> [Exercise]: Transcribe the passage of the text below about marriages and their endings, from "Names: Megan, 33, and" to "a 300-square-foot apartment.", word for word.

> [Text to read]:
Honestly, Gaby's a girl, so when you bring up the idea of getting married as a joke, there's still a side of it -- no matter how
much she tries to say there isn't -- that is totally romantic and sweet for her. Whereas for me, there's a side that hopes she
understands that we're doing this as a joke. Before I even opened the phone book, I said, "We should get it straight that I cannot,
at this age, make a commitment to be with you for the rest of my life." My mom always told me to wait till I was at least 30.
Gaby's parents got married in Vegas when her mom was our age.
Her parents were dumbfounded. They're like, "What do you want us to say?" And she says, "How about, 'Welcome to the
family'?" That's when it clicked that for Gaby, this was leverage in expressing her independence or something. It got a little
90210 at that point.
They took over from there, spearheading the entire annulment process. Paid for it, the whole nine. It cost $60 to get married and
$2,000 to get it annulled.

Names: Megan, 33, and Ari, 34
Date of marriage: October 1996 Date of divorce: pending
Grounds for dissolution: irreconcilable religious differences; spatial incompatibility in a 300-square-foot apartment.

Megan's affidavit
I don't think I've ever taken marriage 100-percent seriously, because my parents had such a lousy one.
There was a shoe store that sold fabulous Italian shoes for like $30. Ari was the hot dude working there. He's Israeli, so we
talked about this Israeli pop star I knew of. Then he said, "We will listen to world music together. Here's my number. You call
me." And I'm like, "I'm not calling the shoe guy." Eight months passed, and I stopped back in. He's like, "You want shoe size 39.

> [Material]:
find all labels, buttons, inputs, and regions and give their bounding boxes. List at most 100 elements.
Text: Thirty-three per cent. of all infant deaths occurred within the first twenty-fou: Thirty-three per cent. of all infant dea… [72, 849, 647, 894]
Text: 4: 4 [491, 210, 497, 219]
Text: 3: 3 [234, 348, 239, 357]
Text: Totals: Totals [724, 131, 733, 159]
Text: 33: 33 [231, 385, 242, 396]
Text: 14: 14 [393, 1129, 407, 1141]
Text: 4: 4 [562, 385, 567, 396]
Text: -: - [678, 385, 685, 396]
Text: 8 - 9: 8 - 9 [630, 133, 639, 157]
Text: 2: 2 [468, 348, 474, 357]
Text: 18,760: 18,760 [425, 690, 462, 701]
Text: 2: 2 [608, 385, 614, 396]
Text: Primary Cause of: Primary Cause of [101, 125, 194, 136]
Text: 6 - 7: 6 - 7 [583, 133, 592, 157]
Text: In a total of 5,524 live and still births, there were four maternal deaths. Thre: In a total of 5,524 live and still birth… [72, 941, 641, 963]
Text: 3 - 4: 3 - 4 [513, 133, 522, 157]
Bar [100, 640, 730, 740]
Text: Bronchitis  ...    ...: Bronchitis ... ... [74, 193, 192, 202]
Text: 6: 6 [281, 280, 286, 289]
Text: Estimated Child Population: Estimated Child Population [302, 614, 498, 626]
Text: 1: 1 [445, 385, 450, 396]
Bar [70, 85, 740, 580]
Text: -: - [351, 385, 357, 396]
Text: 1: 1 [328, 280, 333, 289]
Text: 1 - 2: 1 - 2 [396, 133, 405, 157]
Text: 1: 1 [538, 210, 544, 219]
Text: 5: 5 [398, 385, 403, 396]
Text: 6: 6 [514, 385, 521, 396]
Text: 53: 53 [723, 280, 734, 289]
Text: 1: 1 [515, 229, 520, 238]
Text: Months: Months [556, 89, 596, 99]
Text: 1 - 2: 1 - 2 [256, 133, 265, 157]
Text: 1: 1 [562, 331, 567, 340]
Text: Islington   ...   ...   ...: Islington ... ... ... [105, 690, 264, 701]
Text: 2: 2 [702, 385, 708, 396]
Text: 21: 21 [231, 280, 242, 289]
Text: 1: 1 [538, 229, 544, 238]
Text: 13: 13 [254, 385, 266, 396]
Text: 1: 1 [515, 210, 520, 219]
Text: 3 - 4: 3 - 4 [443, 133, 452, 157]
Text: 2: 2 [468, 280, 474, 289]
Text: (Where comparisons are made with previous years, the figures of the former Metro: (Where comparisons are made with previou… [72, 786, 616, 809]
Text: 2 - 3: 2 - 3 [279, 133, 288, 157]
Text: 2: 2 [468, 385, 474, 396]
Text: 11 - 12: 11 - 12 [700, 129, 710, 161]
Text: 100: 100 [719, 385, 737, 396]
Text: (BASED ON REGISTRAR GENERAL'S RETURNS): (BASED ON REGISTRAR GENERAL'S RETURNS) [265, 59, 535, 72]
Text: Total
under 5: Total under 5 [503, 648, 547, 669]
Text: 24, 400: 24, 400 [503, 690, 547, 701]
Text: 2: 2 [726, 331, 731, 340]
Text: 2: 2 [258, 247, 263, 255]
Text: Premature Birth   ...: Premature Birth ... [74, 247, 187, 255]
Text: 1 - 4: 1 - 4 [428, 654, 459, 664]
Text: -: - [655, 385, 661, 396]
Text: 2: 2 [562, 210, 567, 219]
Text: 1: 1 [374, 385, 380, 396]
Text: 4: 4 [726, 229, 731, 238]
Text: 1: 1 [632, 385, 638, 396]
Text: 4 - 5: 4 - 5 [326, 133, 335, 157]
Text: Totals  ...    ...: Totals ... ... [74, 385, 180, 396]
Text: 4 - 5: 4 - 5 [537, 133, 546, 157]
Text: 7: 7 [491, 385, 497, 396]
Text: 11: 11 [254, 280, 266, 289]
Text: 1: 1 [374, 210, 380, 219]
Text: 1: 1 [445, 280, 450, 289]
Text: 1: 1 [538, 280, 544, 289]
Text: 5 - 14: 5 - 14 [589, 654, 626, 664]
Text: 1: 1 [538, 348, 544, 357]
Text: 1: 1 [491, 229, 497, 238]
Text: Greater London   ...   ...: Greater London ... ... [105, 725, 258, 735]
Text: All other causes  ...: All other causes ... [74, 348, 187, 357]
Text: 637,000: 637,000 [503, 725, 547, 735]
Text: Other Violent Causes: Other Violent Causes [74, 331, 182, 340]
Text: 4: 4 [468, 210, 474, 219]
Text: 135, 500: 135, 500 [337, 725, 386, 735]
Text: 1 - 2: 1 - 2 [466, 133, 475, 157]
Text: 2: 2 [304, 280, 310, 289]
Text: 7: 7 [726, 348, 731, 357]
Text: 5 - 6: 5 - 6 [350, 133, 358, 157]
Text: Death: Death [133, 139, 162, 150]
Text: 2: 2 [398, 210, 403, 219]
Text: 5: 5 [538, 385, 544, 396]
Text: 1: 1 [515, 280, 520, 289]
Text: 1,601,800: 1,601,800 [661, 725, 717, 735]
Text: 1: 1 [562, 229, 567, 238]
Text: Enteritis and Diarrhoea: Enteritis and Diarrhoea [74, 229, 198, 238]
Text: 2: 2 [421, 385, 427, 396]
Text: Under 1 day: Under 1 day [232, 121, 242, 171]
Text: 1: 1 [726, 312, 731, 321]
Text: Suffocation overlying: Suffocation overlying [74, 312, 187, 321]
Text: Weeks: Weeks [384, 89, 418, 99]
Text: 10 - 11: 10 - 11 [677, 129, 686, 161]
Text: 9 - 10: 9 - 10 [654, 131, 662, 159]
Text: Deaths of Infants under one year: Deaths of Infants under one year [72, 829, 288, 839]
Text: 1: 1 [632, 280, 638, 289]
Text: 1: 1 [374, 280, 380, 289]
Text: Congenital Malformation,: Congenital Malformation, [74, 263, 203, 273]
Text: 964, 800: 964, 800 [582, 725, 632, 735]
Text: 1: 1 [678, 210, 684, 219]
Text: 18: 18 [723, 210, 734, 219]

> [Solution to the problem]:
Names: Megan, 33, and Ari, 34
Date of marriage: October 1996 Date of divorce: pending
Grounds for dissolution: irreconcilable religious differences; spatial incompatibility in a 300-square-foot apartment.